** begin **

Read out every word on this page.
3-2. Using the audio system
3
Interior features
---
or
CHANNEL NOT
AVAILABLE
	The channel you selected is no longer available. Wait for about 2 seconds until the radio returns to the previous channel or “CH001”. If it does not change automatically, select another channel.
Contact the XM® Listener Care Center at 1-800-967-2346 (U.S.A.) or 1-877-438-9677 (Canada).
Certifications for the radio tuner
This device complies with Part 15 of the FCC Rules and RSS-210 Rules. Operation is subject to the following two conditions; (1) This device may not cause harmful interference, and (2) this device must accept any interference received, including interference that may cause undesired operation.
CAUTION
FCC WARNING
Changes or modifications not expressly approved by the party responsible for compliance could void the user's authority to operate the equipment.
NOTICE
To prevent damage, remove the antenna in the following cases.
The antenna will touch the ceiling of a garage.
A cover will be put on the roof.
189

** end **

* _What is needed_
Look through the entries above for the word "this". Copy every line where it shows up.

* _Task solution_
Read out every word on this page.
This device complies with Part 15 of the FCC Rules and RSS-210 Rules. Operation is subject to the following two conditions; (1) This device may not cause harmful interference, and (2) this device must accept any interference received, including interference that may cause undesired operation.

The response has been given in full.